■ **Written task**: Below is a block of data; give all of it again word for word.

━━━━

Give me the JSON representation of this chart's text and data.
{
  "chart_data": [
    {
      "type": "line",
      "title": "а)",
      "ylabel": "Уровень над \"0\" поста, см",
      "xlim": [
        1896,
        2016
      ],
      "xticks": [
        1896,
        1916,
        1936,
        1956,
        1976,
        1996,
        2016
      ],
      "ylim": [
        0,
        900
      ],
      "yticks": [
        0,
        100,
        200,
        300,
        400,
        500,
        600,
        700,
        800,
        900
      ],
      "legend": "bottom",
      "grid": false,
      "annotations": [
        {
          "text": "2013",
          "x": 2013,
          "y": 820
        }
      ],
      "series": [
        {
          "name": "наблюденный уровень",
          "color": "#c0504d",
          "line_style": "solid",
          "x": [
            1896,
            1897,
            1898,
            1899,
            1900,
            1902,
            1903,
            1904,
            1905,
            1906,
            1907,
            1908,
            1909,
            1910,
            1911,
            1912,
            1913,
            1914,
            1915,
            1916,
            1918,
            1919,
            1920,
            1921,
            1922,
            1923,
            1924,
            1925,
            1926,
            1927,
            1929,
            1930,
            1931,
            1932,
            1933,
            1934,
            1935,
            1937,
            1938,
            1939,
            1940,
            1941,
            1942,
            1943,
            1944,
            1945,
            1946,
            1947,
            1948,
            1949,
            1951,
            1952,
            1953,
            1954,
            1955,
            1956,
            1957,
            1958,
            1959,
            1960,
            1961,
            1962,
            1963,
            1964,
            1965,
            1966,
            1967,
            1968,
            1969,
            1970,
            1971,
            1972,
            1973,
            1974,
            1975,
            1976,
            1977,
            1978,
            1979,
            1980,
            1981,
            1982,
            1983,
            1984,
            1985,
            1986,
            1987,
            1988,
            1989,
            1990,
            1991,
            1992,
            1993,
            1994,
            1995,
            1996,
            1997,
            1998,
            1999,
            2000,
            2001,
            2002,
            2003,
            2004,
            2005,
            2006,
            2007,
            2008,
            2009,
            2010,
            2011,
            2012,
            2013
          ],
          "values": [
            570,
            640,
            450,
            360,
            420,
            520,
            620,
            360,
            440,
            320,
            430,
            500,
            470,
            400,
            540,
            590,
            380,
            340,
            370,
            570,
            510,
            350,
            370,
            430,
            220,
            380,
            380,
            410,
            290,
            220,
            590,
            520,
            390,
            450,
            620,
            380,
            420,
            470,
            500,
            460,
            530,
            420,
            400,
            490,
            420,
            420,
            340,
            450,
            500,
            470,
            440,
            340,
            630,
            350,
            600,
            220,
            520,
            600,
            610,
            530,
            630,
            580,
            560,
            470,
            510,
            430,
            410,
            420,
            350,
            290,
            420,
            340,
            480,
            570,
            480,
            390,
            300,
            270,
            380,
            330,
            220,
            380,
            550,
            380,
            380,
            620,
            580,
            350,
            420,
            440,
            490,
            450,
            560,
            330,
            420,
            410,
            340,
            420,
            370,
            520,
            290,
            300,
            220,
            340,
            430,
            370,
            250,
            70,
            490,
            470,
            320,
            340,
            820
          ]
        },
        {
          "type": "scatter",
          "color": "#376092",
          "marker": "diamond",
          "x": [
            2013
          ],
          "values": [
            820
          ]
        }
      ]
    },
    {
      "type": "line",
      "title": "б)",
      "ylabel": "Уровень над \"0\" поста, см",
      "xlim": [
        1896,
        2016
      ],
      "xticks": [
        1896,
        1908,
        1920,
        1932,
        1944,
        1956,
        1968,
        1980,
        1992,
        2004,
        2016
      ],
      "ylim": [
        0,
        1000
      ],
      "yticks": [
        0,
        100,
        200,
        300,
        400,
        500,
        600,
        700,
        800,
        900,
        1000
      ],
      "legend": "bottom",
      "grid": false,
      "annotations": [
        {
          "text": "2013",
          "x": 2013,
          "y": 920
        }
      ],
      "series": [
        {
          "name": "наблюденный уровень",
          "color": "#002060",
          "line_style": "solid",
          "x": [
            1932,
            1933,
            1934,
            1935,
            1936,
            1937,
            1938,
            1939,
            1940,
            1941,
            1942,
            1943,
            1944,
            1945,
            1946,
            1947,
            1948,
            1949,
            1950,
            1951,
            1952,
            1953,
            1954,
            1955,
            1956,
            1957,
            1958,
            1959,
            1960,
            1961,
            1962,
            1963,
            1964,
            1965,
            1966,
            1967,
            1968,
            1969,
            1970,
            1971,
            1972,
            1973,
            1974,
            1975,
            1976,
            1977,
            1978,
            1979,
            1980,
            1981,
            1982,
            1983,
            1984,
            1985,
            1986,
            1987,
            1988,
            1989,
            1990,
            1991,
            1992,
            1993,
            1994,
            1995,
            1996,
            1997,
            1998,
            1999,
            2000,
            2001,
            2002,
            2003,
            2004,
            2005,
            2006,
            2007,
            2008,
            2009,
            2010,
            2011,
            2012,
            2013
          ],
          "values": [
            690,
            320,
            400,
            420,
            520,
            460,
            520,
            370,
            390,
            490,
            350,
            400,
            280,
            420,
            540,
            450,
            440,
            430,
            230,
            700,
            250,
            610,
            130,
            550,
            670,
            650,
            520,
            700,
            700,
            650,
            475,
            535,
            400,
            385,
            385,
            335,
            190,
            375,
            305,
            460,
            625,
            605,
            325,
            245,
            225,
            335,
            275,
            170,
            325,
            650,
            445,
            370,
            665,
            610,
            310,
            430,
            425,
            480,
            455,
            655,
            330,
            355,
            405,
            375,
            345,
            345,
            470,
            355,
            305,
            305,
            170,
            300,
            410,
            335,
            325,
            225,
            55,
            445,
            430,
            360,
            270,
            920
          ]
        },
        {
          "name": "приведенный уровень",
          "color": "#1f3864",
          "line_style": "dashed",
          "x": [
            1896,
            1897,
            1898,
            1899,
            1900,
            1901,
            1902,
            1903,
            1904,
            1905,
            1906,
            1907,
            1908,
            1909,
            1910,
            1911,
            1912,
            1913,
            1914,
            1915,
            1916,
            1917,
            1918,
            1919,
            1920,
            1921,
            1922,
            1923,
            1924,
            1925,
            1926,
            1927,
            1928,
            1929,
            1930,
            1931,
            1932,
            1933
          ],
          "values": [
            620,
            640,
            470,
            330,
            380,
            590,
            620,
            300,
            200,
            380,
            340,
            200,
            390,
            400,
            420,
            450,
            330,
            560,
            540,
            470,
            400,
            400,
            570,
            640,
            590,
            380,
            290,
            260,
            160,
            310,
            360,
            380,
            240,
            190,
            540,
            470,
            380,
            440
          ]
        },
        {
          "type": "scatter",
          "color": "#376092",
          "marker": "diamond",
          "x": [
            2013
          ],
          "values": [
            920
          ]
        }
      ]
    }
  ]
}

━━━━

■ **Solved problem**:
Give me the JSON representation of this chart's text and data.
{
  "chart_data": [
    {
      "type": "line",
      "title": "а)",
      "ylabel": "Уровень над \"0\" поста, см",
      "xlim": [
        1896,
        2016
      ],
      "xticks": [
        1896,
        1916,
        1936,
        1956,
        1976,
        1996,
        2016
      ],
      "ylim": [
        0,
        900
      ],
      "yticks": [
        0,
        100,
        200,
        300,
        400,
        500,
        600,
        700,
        800,
        900
      ],
      "legend": "bottom",
      "grid": false,
      "annotations": [
        {
          "text": "2013",
          "x": 2013,
          "y": 820
        }
      ],
      "series": [
        {
          "name": "наблюденный уровень",
          "color": "#c0504d",
          "line_style": "solid",
          "x": [
            1896,
            1897,
            1898,
            1899,
            1900,
            1902,
            1903,
            1904,
            1905,
            1906,
            1907,
            1908,
            1909,
            1910,
            1911,
            1912,
            1913,
            1914,
            1915,
            1916,
            1918,
            1919,
            1920,
            1921,
            1922,
            1923,
            1924,
            1925,
            1926,
            1927,
            1929,
            1930,
            1931,
            1932,
            1933,
            1934,
            1935,
            1937,
            1938,
            1939,
            1940,
            1941,
            1942,
            1943,
            1944,
            1945,
            1946,
            1947,
            1948,
            1949,
            1951,
            1952,
            1953,
            1954,
            1955,
            1956,
            1957,
            1958,
            1959,
            1960,
            1961,
            1962,
            1963,
            1964,
            1965,
            1966,
            1967,
            1968,
            1969,
            1970,
            1971,
            1972,
            1973,
            1974,
            1975,
            1976,
            1977,
            1978,
            1979,
            1980,
            1981,
            1982,
            1983,
            1984,
            1985,
            1986,
            1987,
            1988,
            1989,
            1990,
            1991,
            1992,
            1993,
            1994,
            1995,
            1996,
            1997,
            1998,
            1999,
            2000,
            2001,
            2002,
            2003,
            2004,
            2005,
            2006,
            2007,
            2008,
            2009,
            2010,
            2011,
            2012,
            2013
          ],
          "values": [
            570,
            640,
            450,
            360,
            420,
            520,
            620,
            360,
            440,
            320,
            430,
            500,
            470,
            400,
            540,
            590,
            380,
            340,
            370,
            570,
            510,
            350,
            370,
            430,
            220,
            380,
            380,
            410,
            290,
            220,
            590,
            520,
            390,
            450,
            620,
            380,
            420,
            470,
            500,
            460,
            530,
            420,
            400,
            490,
            420,
            420,
            340,
            450,
            500,
            470,
            440,
            340,
            630,
            350,
            600,
            220,
            520,
            600,
            610,
            530,
            630,
            580,
            560,
            470,
            510,
            430,
            410,
            420,
            350,
            290,
            420,
            340,
            480,
            570,
            480,
            390,
            300,
            270,
            380,
            330,
            220,
            380,
            550,
            380,
            380,
            620,
            580,
            350,
            420,
            440,
            490,
            450,
            560,
            330,
            420,
            410,
            340,
            420,
            370,
            520,
            290,
            300,
            220,
            340,
            430,
            370,
            250,
            70,
            490,
            470,
            320,
            340,
            820
          ]
        },
        {
          "type": "scatter",
          "color": "#376092",
          "marker": "diamond",
          "x": [
            2013
          ],
          "values": [
            820
          ]
        }
      ]
    },
    {
      "type": "line",
      "title": "б)",
      "ylabel": "Уровень над \"0\" поста, см",
      "xlim": [
        1896,
        2016
      ],
      "xticks": [
        1896,
        1908,
        1920,
        1932,
        1944,
        1956,
        1968,
        1980,
        1992,
        2004,
        2016
      ],
      "ylim": [
        0,
        1000
      ],
      "yticks": [
        0,
        100,
        200,
        300,
        400,
        500,
        600,
        700,
        800,
        900,
        1000
      ],
      "legend": "bottom",
      "grid": false,
      "annotations": [
        {
          "text": "2013",
          "x": 2013,
          "y": 920
        }
      ],
      "series": [
        {
          "name": "наблюденный уровень",
          "color": "#002060",
          "line_style": "solid",
          "x": [
            1932,
            1933,
            1934,
            1935,
            1936,
            1937,
            1938,
            1939,
            1940,
            1941,
            1942,
            1943,
            1944,
            1945,
            1946,
            1947,
            1948,
            1949,
            1950,
            1951,
            1952,
            1953,
            1954,
            1955,
            1956,
            1957,
            1958,
            1959,
            1960,
            1961,
            1962,
            1963,
            1964,
            1965,
            1966,
            1967,
            1968,
            1969,
            1970,
            1971,
            1972,
            1973,
            1974,
            1975,
            1976,
            1977,
            1978,
            1979,
            1980,
            1981,
            1982,
            1983,
            1984,
            1985,
            1986,
            1987,
            1988,
            1989,
            1990,
            1991,
            1992,
            1993,
            1994,
            1995,
            1996,
            1997,
            1998,
            1999,
            2000,
            2001,
            2002,
            2003,
            2004,
            2005,
            2006,
            2007,
            2008,
            2009,
            2010,
            2011,
            2012,
            2013
          ],
          "values": [
            690,
            320,
            400,
            420,
            520,
            460,
            520,
            370,
            390,
            490,
            350,
            400,
            280,
            420,
            540,
            450,
            440,
            430,
            230,
            700,
            250,
            610,
            130,
            550,
            670,
            650,
            520,
            700,
            700,
            650,
            475,
            535,
            400,
            385,
            385,
            335,
            190,
            375,
            305,
            460,
            625,
            605,
            325,
            245,
            225,
            335,
            275,
            170,
            325,
            650,
            445,
            370,
            665,
            610,
            310,
            430,
            425,
            480,
            455,
            655,
            330,
            355,
            405,
            375,
            345,
            345,
            470,
            355,
            305,
            305,
            170,
            300,
            410,
            335,
            325,
            225,
            55,
            445,
            430,
            360,
            270,
            920
          ]
        },
        {
          "name": "приведенный уровень",
          "color": "#1f3864",
          "line_style": "dashed",
          "x": [
            1896,
            1897,
            1898,
            1899,
            1900,
            1901,
            1902,
            1903,
            1904,
            1905,
            1906,
            1907,
            1908,
            1909,
            1910,
            1911,
            1912,
            1913,
            1914,
            1915,
            1916,
            1917,
            1918,
            1919,
            1920,
            1921,
            1922,
            1923,
            1924,
            1925,
            1926,
            1927,
            1928,
            1929,
            1930,
            1931,
            1932,
            1933
          ],
          "values": [
            620,
            640,
            470,
            330,
            380,
            590,
            620,
            300,
            200,
            380,
            340,
            200,
            390,
            400,
            420,
            450,
            330,
            560,
            540,
            470,
            400,
            400,
            570,
            640,
            590,
            380,
            290,
            260,
            160,
            310,
            360,
            380,
            240,
            190,
            540,
            470,
            380,
            440
          ]
        },
        {
          "type": "scatter",
          "color": "#376092",
          "marker": "diamond",
          "x": [
            2013
          ],
          "values": [
            920
          ]
        }
      ]
    }
  ]
}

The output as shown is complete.